AIM OF THE TASK >> Print all entries precisely as they are written.

RECORDS FOR THIS TASK >>

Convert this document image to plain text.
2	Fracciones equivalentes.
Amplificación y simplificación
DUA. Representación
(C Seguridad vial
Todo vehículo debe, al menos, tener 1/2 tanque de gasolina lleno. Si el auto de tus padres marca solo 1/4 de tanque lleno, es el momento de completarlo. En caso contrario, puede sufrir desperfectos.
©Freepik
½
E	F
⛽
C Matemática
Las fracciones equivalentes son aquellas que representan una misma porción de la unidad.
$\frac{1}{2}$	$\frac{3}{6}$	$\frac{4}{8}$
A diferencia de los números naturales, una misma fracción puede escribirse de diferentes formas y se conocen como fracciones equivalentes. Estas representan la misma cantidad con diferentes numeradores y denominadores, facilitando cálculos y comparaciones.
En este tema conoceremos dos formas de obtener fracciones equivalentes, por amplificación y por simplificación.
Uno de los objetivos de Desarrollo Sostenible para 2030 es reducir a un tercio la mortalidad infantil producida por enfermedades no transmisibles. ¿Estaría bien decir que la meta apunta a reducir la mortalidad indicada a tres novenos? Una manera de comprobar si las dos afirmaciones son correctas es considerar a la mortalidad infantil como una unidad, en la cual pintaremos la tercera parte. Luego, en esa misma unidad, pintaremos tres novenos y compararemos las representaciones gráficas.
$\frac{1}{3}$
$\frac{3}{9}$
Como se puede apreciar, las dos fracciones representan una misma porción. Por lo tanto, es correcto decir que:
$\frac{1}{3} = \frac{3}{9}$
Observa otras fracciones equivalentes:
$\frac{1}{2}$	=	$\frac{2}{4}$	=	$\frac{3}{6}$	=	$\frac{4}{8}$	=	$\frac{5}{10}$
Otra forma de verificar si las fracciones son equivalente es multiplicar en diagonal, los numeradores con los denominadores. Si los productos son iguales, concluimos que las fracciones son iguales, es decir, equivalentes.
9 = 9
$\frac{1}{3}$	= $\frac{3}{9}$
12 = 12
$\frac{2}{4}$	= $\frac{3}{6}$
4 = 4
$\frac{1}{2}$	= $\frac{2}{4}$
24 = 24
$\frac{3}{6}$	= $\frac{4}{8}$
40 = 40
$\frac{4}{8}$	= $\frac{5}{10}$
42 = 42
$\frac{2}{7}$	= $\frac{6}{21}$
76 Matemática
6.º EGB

EXPECTED OUTPUT >>
Convert this document image to plain text.
2	Fracciones equivalentes.
Amplificación y simplificación
DUA. Representación
(C Seguridad vial
Todo vehículo debe, al menos, tener 1/2 tanque de gasolina lleno. Si el auto de tus padres marca solo 1/4 de tanque lleno, es el momento de completarlo. En caso contrario, puede sufrir desperfectos.
©Freepik
½
E	F
⛽
C Matemática
Las fracciones equivalentes son aquellas que representan una misma porción de la unidad.
$\frac{1}{2}$	$\frac{3}{6}$	$\frac{4}{8}$
A diferencia de los números naturales, una misma fracción puede escribirse de diferentes formas y se conocen como fracciones equivalentes. Estas representan la misma cantidad con diferentes numeradores y denominadores, facilitando cálculos y comparaciones.
En este tema conoceremos dos formas de obtener fracciones equivalentes, por amplificación y por simplificación.
Uno de los objetivos de Desarrollo Sostenible para 2030 es reducir a un tercio la mortalidad infantil producida por enfermedades no transmisibles. ¿Estaría bien decir que la meta apunta a reducir la mortalidad indicada a tres novenos? Una manera de comprobar si las dos afirmaciones son correctas es considerar a la mortalidad infantil como una unidad, en la cual pintaremos la tercera parte. Luego, en esa misma unidad, pintaremos tres novenos y compararemos las representaciones gráficas.
$\frac{1}{3}$
$\frac{3}{9}$
Como se puede apreciar, las dos fracciones representan una misma porción. Por lo tanto, es correcto decir que:
$\frac{1}{3} = \frac{3}{9}$
Observa otras fracciones equivalentes:
$\frac{1}{2}$	=	$\frac{2}{4}$	=	$\frac{3}{6}$	=	$\frac{4}{8}$	=	$\frac{5}{10}$
Otra forma de verificar si las fracciones son equivalente es multiplicar en diagonal, los numeradores con los denominadores. Si los productos son iguales, concluimos que las fracciones son iguales, es decir, equivalentes.
9 = 9
$\frac{1}{3}$	= $\frac{3}{9}$
12 = 12
$\frac{2}{4}$	= $\frac{3}{6}$
4 = 4
$\frac{1}{2}$	= $\frac{2}{4}$
24 = 24
$\frac{3}{6}$	= $\frac{4}{8}$
40 = 40
$\frac{4}{8}$	= $\frac{5}{10}$
42 = 42
$\frac{2}{7}$	= $\frac{6}{21}$
76 Matemática
6.º EGB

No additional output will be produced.